[Dataset items]
________________________________________

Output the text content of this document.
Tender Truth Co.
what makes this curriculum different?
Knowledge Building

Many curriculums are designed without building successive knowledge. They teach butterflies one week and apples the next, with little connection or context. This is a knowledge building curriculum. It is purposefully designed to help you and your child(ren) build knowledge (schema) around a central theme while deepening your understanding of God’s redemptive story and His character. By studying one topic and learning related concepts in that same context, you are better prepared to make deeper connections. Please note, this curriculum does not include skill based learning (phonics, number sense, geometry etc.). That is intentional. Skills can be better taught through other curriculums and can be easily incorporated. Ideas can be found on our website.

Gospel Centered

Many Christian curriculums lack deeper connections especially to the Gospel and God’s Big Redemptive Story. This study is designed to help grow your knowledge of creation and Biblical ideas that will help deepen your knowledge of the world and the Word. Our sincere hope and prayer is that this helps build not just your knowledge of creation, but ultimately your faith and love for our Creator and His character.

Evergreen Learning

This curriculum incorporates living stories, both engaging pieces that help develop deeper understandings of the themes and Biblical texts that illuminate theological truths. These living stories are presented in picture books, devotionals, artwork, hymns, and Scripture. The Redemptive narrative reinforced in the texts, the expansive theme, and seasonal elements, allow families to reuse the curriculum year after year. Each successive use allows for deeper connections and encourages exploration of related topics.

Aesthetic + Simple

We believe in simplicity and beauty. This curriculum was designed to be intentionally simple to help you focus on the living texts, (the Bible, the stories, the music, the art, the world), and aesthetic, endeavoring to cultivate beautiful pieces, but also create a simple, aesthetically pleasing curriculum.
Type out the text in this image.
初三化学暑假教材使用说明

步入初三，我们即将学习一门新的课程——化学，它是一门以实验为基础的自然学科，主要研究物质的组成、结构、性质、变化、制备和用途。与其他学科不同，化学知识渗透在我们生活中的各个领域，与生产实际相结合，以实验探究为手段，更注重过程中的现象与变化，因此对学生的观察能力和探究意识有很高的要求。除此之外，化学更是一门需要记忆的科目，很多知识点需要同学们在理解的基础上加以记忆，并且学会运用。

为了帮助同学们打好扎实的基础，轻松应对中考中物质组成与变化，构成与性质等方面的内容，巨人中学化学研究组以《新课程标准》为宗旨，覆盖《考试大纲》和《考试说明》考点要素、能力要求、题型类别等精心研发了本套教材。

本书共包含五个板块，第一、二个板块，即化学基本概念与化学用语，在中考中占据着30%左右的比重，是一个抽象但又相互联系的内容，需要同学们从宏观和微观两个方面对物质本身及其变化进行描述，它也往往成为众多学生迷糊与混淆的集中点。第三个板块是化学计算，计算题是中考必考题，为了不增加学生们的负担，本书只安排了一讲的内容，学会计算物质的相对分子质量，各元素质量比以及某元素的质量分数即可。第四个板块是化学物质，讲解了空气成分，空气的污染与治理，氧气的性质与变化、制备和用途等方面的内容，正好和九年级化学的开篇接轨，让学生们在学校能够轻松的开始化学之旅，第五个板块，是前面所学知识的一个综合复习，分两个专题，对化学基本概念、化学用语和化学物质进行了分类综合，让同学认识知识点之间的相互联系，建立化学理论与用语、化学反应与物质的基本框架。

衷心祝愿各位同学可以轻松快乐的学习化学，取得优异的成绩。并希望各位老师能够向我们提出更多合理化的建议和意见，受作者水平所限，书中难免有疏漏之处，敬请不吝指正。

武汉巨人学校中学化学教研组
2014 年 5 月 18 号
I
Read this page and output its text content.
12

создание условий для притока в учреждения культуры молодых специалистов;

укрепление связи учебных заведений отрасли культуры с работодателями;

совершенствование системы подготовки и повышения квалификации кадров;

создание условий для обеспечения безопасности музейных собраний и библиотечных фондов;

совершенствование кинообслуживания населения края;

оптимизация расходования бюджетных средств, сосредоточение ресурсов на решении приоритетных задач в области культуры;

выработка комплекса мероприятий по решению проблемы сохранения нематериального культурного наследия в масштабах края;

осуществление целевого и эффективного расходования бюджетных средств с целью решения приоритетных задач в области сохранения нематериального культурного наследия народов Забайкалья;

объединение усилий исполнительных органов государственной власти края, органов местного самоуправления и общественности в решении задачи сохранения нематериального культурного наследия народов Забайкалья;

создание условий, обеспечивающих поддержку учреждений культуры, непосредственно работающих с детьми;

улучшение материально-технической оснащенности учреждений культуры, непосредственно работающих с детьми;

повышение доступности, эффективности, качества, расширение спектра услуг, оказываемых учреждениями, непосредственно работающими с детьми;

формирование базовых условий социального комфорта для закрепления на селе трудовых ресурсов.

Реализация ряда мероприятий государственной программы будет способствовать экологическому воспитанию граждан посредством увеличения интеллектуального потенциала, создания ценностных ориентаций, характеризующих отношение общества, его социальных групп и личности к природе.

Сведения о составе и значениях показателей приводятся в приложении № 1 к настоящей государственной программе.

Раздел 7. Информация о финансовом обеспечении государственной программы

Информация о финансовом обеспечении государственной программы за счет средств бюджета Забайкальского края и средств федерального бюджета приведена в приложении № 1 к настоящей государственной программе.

________________________________________

**Instructions to follow:** Copy down the material exactly as written.

**Reply to the task:**
Output the text content of this document.
Tender Truth Co.
what makes this curriculum different?
Knowledge Building

Many curriculums are designed without building successive knowledge. They teach butterflies one week and apples the next, with little connection or context. This is a knowledge building curriculum. It is purposefully designed to help you and your child(ren) build knowledge (schema) around a central theme while deepening your understanding of God’s redemptive story and His character. By studying one topic and learning related concepts in that same context, you are better prepared to make deeper connections. Please note, this curriculum does not include skill based learning (phonics, number sense, geometry etc.). That is intentional. Skills can be better taught through other curriculums and can be easily incorporated. Ideas can be found on our website.

Gospel Centered

Many Christian curriculums lack deeper connections especially to the Gospel and God’s Big Redemptive Story. This study is designed to help grow your knowledge of creation and Biblical ideas that will help deepen your knowledge of the world and the Word. Our sincere hope and prayer is that this helps build not just your knowledge of creation, but ultimately your faith and love for our Creator and His character.

Evergreen Learning

This curriculum incorporates living stories, both engaging pieces that help develop deeper understandings of the themes and Biblical texts that illuminate theological truths. These living stories are presented in picture books, devotionals, artwork, hymns, and Scripture. The Redemptive narrative reinforced in the texts, the expansive theme, and seasonal elements, allow families to reuse the curriculum year after year. Each successive use allows for deeper connections and encourages exploration of related topics.

Aesthetic + Simple

We believe in simplicity and beauty. This curriculum was designed to be intentionally simple to help you focus on the living texts, (the Bible, the stories, the music, the art, the world), and aesthetic, endeavoring to cultivate beautiful pieces, but also create a simple, aesthetically pleasing curriculum.
Type out the text in this image.
初三化学暑假教材使用说明

步入初三，我们即将学习一门新的课程——化学，它是一门以实验为基础的自然学科，主要研究物质的组成、结构、性质、变化、制备和用途。与其他学科不同，化学知识渗透在我们生活中的各个领域，与生产实际相结合，以实验探究为手段，更注重过程中的现象与变化，因此对学生的观察能力和探究意识有很高的要求。除此之外，化学更是一门需要记忆的科目，很多知识点需要同学们在理解的基础上加以记忆，并且学会运用。

为了帮助同学们打好扎实的基础，轻松应对中考中物质组成与变化，构成与性质等方面的内容，巨人中学化学研究组以《新课程标准》为宗旨，覆盖《考试大纲》和《考试说明》考点要素、能力要求、题型类别等精心研发了本套教材。

本书共包含五个板块，第一、二个板块，即化学基本概念与化学用语，在中考中占据着30%左右的比重，是一个抽象但又相互联系的内容，需要同学们从宏观和微观两个方面对物质本身及其变化进行描述，它也往往成为众多学生迷糊与混淆的集中点。第三个板块是化学计算，计算题是中考必考题，为了不增加学生们的负担，本书只安排了一讲的内容，学会计算物质的相对分子质量，各元素质量比以及某元素的质量分数即可。第四个板块是化学物质，讲解了空气成分，空气的污染与治理，氧气的性质与变化、制备和用途等方面的内容，正好和九年级化学的开篇接轨，让学生们在学校能够轻松的开始化学之旅，第五个板块，是前面所学知识的一个综合复习，分两个专题，对化学基本概念、化学用语和化学物质进行了分类综合，让同学认识知识点之间的相互联系，建立化学理论与用语、化学反应与物质的基本框架。

衷心祝愿各位同学可以轻松快乐的学习化学，取得优异的成绩。并希望各位老师能够向我们提出更多合理化的建议和意见，受作者水平所限，书中难免有疏漏之处，敬请不吝指正。

武汉巨人学校中学化学教研组
2014 年 5 月 18 号
I
Read this page and output its text content.
12

создание условий для притока в учреждения культуры молодых специалистов;

укрепление связи учебных заведений отрасли культуры с работодателями;

совершенствование системы подготовки и повышения квалификации кадров;

создание условий для обеспечения безопасности музейных собраний и библиотечных фондов;

совершенствование кинообслуживания населения края;

оптимизация расходования бюджетных средств, сосредоточение ресурсов на решении приоритетных задач в области культуры;

выработка комплекса мероприятий по решению проблемы сохранения нематериального культурного наследия в масштабах края;

осуществление целевого и эффективного расходования бюджетных средств с целью решения приоритетных задач в области сохранения нематериального культурного наследия народов Забайкалья;

объединение усилий исполнительных органов государственной власти края, органов местного самоуправления и общественности в решении задачи сохранения нематериального культурного наследия народов Забайкалья;

создание условий, обеспечивающих поддержку учреждений культуры, непосредственно работающих с детьми;

улучшение материально-технической оснащенности учреждений культуры, непосредственно работающих с детьми;

повышение доступности, эффективности, качества, расширение спектра услуг, оказываемых учреждениями, непосредственно работающими с детьми;

формирование базовых условий социального комфорта для закрепления на селе трудовых ресурсов.

Реализация ряда мероприятий государственной программы будет способствовать экологическому воспитанию граждан посредством увеличения интеллектуального потенциала, создания ценностных ориентаций, характеризующих отношение общества, его социальных групп и личности к природе.

Сведения о составе и значениях показателей приводятся в приложении № 1 к настоящей государственной программе.

Раздел 7. Информация о финансовом обеспечении государственной программы

Информация о финансовом обеспечении государственной программы за счет средств бюджета Забайкальского края и средств федерального бюджета приведена в приложении № 1 к настоящей государственной программе.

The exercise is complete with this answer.